Extract each line holding the word "color" from the entries.

BEGIN GIVEN DATA

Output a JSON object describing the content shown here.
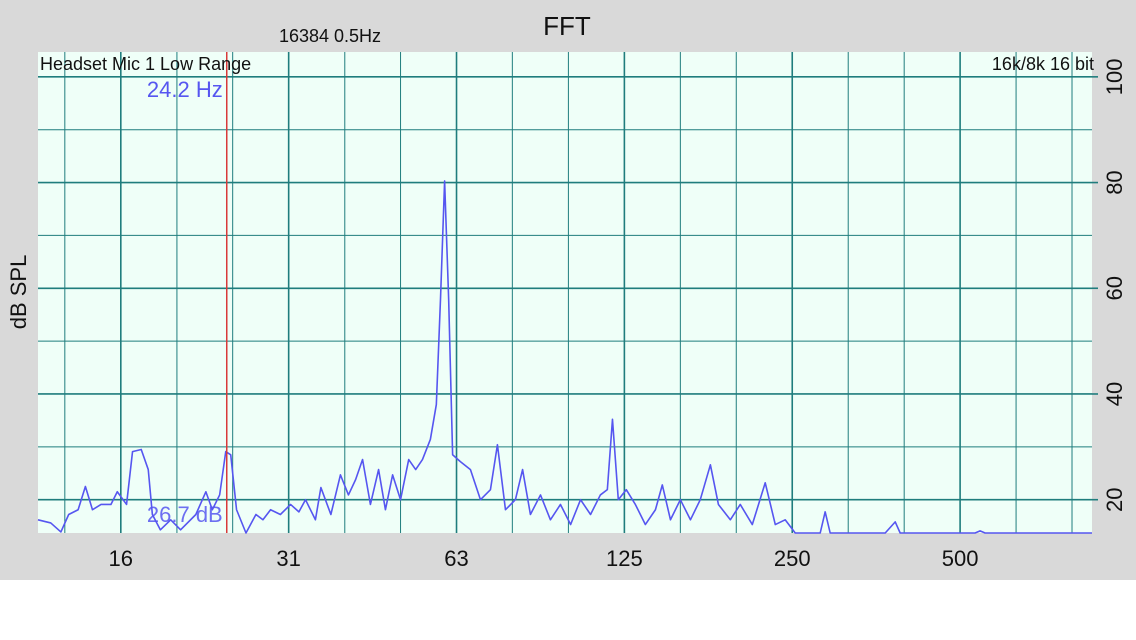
{
  "chart_data": {
    "type": "line",
    "title": "FFT",
    "subtitle": "16384  0.5Hz",
    "annotations": [
      "Headset Mic 1 Low Range",
      "16k/8k 16 bit"
    ],
    "ylabel": "dB SPL",
    "xscale": "log",
    "grid": true,
    "xlim": [
      11.1,
      862
    ],
    "ylim": [
      13.7,
      104.7
    ],
    "xticks": [
      {
        "value": 15.625,
        "label": "16"
      },
      {
        "value": 31.25,
        "label": "31"
      },
      {
        "value": 62.5,
        "label": "63"
      },
      125,
      250,
      500
    ],
    "xminor_ticks": [
      12.4,
      19.7,
      24.8,
      39.4,
      49.6,
      78.7,
      99.2,
      157.5,
      198.4,
      315,
      396.9,
      630,
      793.7
    ],
    "yticks": [
      20,
      40,
      60,
      80,
      100
    ],
    "yminor_ticks": [
      30,
      50,
      70,
      90
    ],
    "cursor": {
      "x": {
        "value": 24.2,
        "label": "24.2 Hz"
      },
      "y": {
        "value": 26.7,
        "label": "26.7 dB"
      },
      "color": "#d83a3a"
    },
    "x": [
      11.1,
      11.7,
      12.2,
      12.6,
      13.1,
      13.5,
      13.9,
      14.4,
      15.0,
      15.4,
      16.0,
      16.4,
      17.0,
      17.5,
      17.8,
      18.4,
      19.2,
      20.0,
      21.3,
      22.2,
      22.8,
      23.5,
      24.1,
      24.6,
      25.2,
      26.2,
      27.3,
      28.1,
      29.0,
      30.2,
      31.5,
      32.6,
      33.5,
      34.9,
      35.7,
      37.2,
      38.7,
      40.0,
      41.2,
      42.4,
      43.8,
      45.3,
      46.6,
      48.0,
      49.6,
      51.3,
      52.8,
      54.3,
      56.1,
      57.5,
      58.5,
      59.5,
      60.5,
      61.5,
      63.5,
      66.2,
      69.0,
      71.9,
      74.0,
      76.5,
      79.7,
      82.1,
      84.8,
      88.4,
      92.1,
      96.0,
      100.1,
      104.3,
      108.7,
      113.2,
      116.5,
      119.0,
      121.9,
      126.0,
      130.8,
      136.3,
      142.1,
      146.2,
      151.2,
      157.5,
      164.2,
      171.0,
      178.3,
      184.3,
      193.6,
      201.7,
      212.0,
      223.6,
      233.1,
      242.8,
      253.1,
      280.6,
      286.4,
      292.4,
      367.0,
      382.5,
      390.4,
      531.9,
      543.0,
      554.4,
      862
    ],
    "series": [
      {
        "color": "#5656f0",
        "values": [
          16.2,
          15.6,
          13.9,
          17.2,
          18.1,
          22.5,
          18.1,
          19.1,
          19.1,
          21.5,
          19.1,
          29.1,
          29.5,
          25.7,
          17.2,
          14.3,
          16.2,
          14.3,
          17.2,
          21.5,
          18.1,
          20.9,
          29.1,
          28.5,
          18.1,
          13.7,
          17.2,
          16.2,
          18.1,
          17.2,
          19.1,
          17.7,
          20.0,
          16.2,
          22.3,
          17.2,
          24.7,
          20.9,
          23.8,
          27.6,
          19.1,
          25.7,
          18.1,
          24.7,
          20.0,
          27.6,
          25.7,
          27.6,
          31.4,
          38.0,
          58.0,
          80.3,
          58.0,
          28.5,
          27.2,
          25.7,
          20.0,
          21.9,
          30.4,
          18.1,
          20.0,
          25.7,
          17.2,
          20.9,
          16.2,
          19.1,
          15.3,
          20.0,
          17.2,
          20.9,
          21.9,
          35.2,
          20.0,
          21.9,
          19.1,
          15.3,
          18.1,
          22.8,
          16.2,
          20.0,
          16.2,
          20.0,
          26.6,
          19.1,
          16.2,
          19.1,
          15.3,
          23.2,
          15.3,
          16.2,
          13.7,
          13.7,
          17.7,
          13.7,
          13.7,
          15.8,
          13.7,
          13.7,
          14.1,
          13.7,
          13.7
        ]
      }
    ]
  }
}
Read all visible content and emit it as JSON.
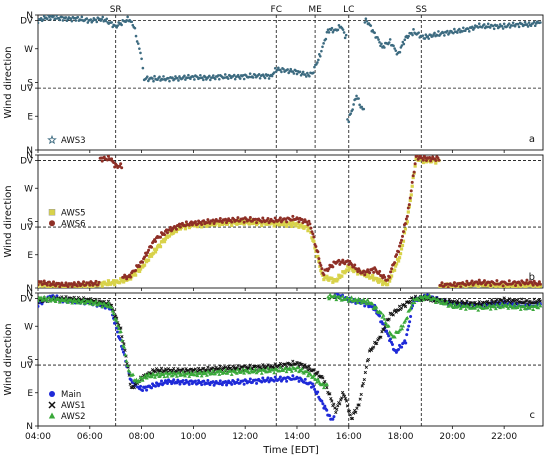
{
  "chart_data": {
    "type": "scatter",
    "xlabel": "Time [EDT]",
    "ylabel": "Wind direction",
    "xlim": [
      4,
      23.5
    ],
    "xticks": [
      4,
      6,
      8,
      10,
      12,
      14,
      16,
      18,
      20,
      22
    ],
    "xtick_labels": [
      "04:00",
      "06:00",
      "08:00",
      "10:00",
      "12:00",
      "14:00",
      "16:00",
      "18:00",
      "20:00",
      "22:00"
    ],
    "yticks_labels": [
      "N",
      "DV",
      "W",
      "S",
      "UV",
      "E",
      "N"
    ],
    "events": [
      {
        "label": "SR",
        "time": 7.0
      },
      {
        "label": "FC",
        "time": 13.2
      },
      {
        "label": "ME",
        "time": 14.7
      },
      {
        "label": "LC",
        "time": 16.0
      },
      {
        "label": "SS",
        "time": 18.8
      }
    ],
    "panels": [
      {
        "letter": "a",
        "legend_position": "lower-left",
        "series": [
          {
            "name": "AWS3",
            "marker": "star",
            "color": "#3d6b80",
            "points": [
              [
                4.0,
                345
              ],
              [
                4.4,
                355
              ],
              [
                5.0,
                350
              ],
              [
                5.5,
                350
              ],
              [
                6.0,
                345
              ],
              [
                6.5,
                350
              ],
              [
                7.0,
                330
              ],
              [
                7.5,
                350
              ],
              [
                7.7,
                330
              ],
              [
                8.0,
                245
              ],
              [
                8.1,
                190
              ],
              [
                8.5,
                190
              ],
              [
                9.0,
                190
              ],
              [
                9.5,
                192
              ],
              [
                10.0,
                195
              ],
              [
                10.5,
                192
              ],
              [
                11.0,
                195
              ],
              [
                11.5,
                195
              ],
              [
                12.0,
                196
              ],
              [
                12.5,
                198
              ],
              [
                13.0,
                197
              ],
              [
                13.2,
                215
              ],
              [
                13.6,
                212
              ],
              [
                14.0,
                208
              ],
              [
                14.4,
                200
              ],
              [
                14.6,
                205
              ],
              [
                14.9,
                255
              ],
              [
                15.2,
                320
              ],
              [
                15.5,
                320
              ],
              [
                15.7,
                330
              ],
              [
                15.9,
                300
              ],
              [
                16.0,
                80
              ],
              [
                16.3,
                145
              ],
              [
                16.5,
                110
              ],
              [
                16.7,
                345
              ],
              [
                17.0,
                310
              ],
              [
                17.3,
                275
              ],
              [
                17.6,
                290
              ],
              [
                17.9,
                255
              ],
              [
                18.2,
                300
              ],
              [
                18.5,
                315
              ],
              [
                18.9,
                300
              ],
              [
                19.2,
                305
              ],
              [
                19.5,
                310
              ],
              [
                20.0,
                315
              ],
              [
                20.5,
                320
              ],
              [
                21.0,
                330
              ],
              [
                21.5,
                330
              ],
              [
                22.0,
                330
              ],
              [
                22.5,
                335
              ],
              [
                23.0,
                335
              ],
              [
                23.4,
                340
              ]
            ]
          }
        ]
      },
      {
        "letter": "b",
        "legend_position": "mid-left",
        "series": [
          {
            "name": "AWS5",
            "marker": "square",
            "color": "#d8d24a",
            "points": [
              [
                4.0,
                10
              ],
              [
                5.0,
                5
              ],
              [
                6.0,
                8
              ],
              [
                7.0,
                15
              ],
              [
                7.5,
                25
              ],
              [
                8.0,
                55
              ],
              [
                8.5,
                100
              ],
              [
                9.0,
                140
              ],
              [
                9.5,
                165
              ],
              [
                10.0,
                170
              ],
              [
                11.0,
                175
              ],
              [
                12.0,
                178
              ],
              [
                13.0,
                175
              ],
              [
                14.0,
                172
              ],
              [
                14.5,
                160
              ],
              [
                15.0,
                30
              ],
              [
                15.5,
                20
              ],
              [
                16.0,
                55
              ],
              [
                16.5,
                40
              ],
              [
                17.0,
                25
              ],
              [
                17.5,
                10
              ],
              [
                18.0,
                90
              ],
              [
                18.3,
                200
              ],
              [
                18.6,
                350
              ],
              [
                19.0,
                345
              ],
              [
                20.0,
                5
              ],
              [
                21.0,
                10
              ],
              [
                22.0,
                5
              ],
              [
                23.0,
                8
              ],
              [
                23.4,
                5
              ]
            ]
          },
          {
            "name": "AWS6",
            "marker": "circle",
            "color": "#8e2f26",
            "points": [
              [
                4.0,
                15
              ],
              [
                5.0,
                8
              ],
              [
                6.0,
                12
              ],
              [
                6.8,
                350
              ],
              [
                7.0,
                330
              ],
              [
                7.5,
                30
              ],
              [
                8.0,
                70
              ],
              [
                8.5,
                130
              ],
              [
                9.0,
                155
              ],
              [
                9.5,
                170
              ],
              [
                10.0,
                175
              ],
              [
                11.0,
                182
              ],
              [
                12.0,
                185
              ],
              [
                13.0,
                182
              ],
              [
                14.0,
                188
              ],
              [
                14.5,
                175
              ],
              [
                15.0,
                40
              ],
              [
                15.5,
                70
              ],
              [
                16.0,
                70
              ],
              [
                16.5,
                40
              ],
              [
                17.0,
                50
              ],
              [
                17.5,
                20
              ],
              [
                18.0,
                120
              ],
              [
                18.3,
                210
              ],
              [
                18.6,
                355
              ],
              [
                19.0,
                350
              ],
              [
                20.0,
                8
              ],
              [
                21.0,
                15
              ],
              [
                22.0,
                12
              ],
              [
                23.0,
                15
              ],
              [
                23.4,
                10
              ]
            ]
          }
        ]
      },
      {
        "letter": "c",
        "legend_position": "lower-left",
        "series": [
          {
            "name": "Main",
            "marker": "circle",
            "color": "#1f2ad8",
            "points": [
              [
                4.0,
                330
              ],
              [
                4.5,
                350
              ],
              [
                5.0,
                340
              ],
              [
                6.0,
                335
              ],
              [
                6.8,
                320
              ],
              [
                7.3,
                200
              ],
              [
                7.6,
                120
              ],
              [
                8.0,
                100
              ],
              [
                8.5,
                110
              ],
              [
                9.0,
                120
              ],
              [
                10.0,
                118
              ],
              [
                11.0,
                116
              ],
              [
                12.0,
                120
              ],
              [
                13.0,
                125
              ],
              [
                14.0,
                130
              ],
              [
                14.6,
                110
              ],
              [
                15.0,
                60
              ],
              [
                15.3,
                20
              ],
              [
                15.6,
                355
              ],
              [
                16.0,
                340
              ],
              [
                16.5,
                335
              ],
              [
                17.0,
                320
              ],
              [
                17.5,
                250
              ],
              [
                17.8,
                200
              ],
              [
                18.2,
                230
              ],
              [
                18.5,
                340
              ],
              [
                19.0,
                350
              ],
              [
                20.0,
                330
              ],
              [
                21.0,
                325
              ],
              [
                22.0,
                330
              ],
              [
                23.0,
                325
              ],
              [
                23.4,
                330
              ]
            ]
          },
          {
            "name": "AWS1",
            "marker": "x",
            "color": "#111111",
            "points": [
              [
                4.0,
                340
              ],
              [
                5.0,
                345
              ],
              [
                6.0,
                340
              ],
              [
                6.8,
                330
              ],
              [
                7.2,
                260
              ],
              [
                7.4,
                190
              ],
              [
                7.6,
                100
              ],
              [
                8.0,
                130
              ],
              [
                8.5,
                150
              ],
              [
                9.0,
                150
              ],
              [
                10.0,
                150
              ],
              [
                11.0,
                155
              ],
              [
                12.0,
                158
              ],
              [
                13.0,
                160
              ],
              [
                14.0,
                170
              ],
              [
                14.5,
                155
              ],
              [
                15.0,
                130
              ],
              [
                15.5,
                40
              ],
              [
                15.8,
                90
              ],
              [
                16.1,
                20
              ],
              [
                16.4,
                60
              ],
              [
                16.8,
                200
              ],
              [
                17.2,
                240
              ],
              [
                17.6,
                300
              ],
              [
                18.0,
                320
              ],
              [
                18.5,
                345
              ],
              [
                19.0,
                345
              ],
              [
                20.0,
                335
              ],
              [
                21.0,
                330
              ],
              [
                22.0,
                340
              ],
              [
                23.0,
                335
              ],
              [
                23.4,
                338
              ]
            ]
          },
          {
            "name": "AWS2",
            "marker": "triangle",
            "color": "#3aa83a",
            "points": [
              [
                4.0,
                345
              ],
              [
                5.0,
                340
              ],
              [
                6.0,
                335
              ],
              [
                6.8,
                325
              ],
              [
                7.2,
                250
              ],
              [
                7.5,
                150
              ],
              [
                7.8,
                120
              ],
              [
                8.2,
                135
              ],
              [
                9.0,
                140
              ],
              [
                10.0,
                140
              ],
              [
                11.0,
                145
              ],
              [
                12.0,
                148
              ],
              [
                13.0,
                150
              ],
              [
                14.0,
                155
              ],
              [
                14.5,
                140
              ],
              [
                15.0,
                110
              ],
              [
                15.4,
                350
              ],
              [
                15.8,
                345
              ],
              [
                16.3,
                340
              ],
              [
                16.8,
                335
              ],
              [
                17.3,
                300
              ],
              [
                17.7,
                240
              ],
              [
                18.1,
                270
              ],
              [
                18.5,
                340
              ],
              [
                19.0,
                350
              ],
              [
                20.0,
                325
              ],
              [
                21.0,
                320
              ],
              [
                22.0,
                325
              ],
              [
                23.0,
                320
              ],
              [
                23.4,
                325
              ]
            ]
          }
        ]
      }
    ]
  }
}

END GIVEN DATA

▶ _ANSWER FOR THE TASK_:
      "color": "#d83a3a"
        "color": "#5656f0",
            "color": "#3d6b80",
            "color": "#d8d24a",
            "color": "#8e2f26",
            "color": "#1f2ad8",
            "color": "#111111",
            "color": "#3aa83a",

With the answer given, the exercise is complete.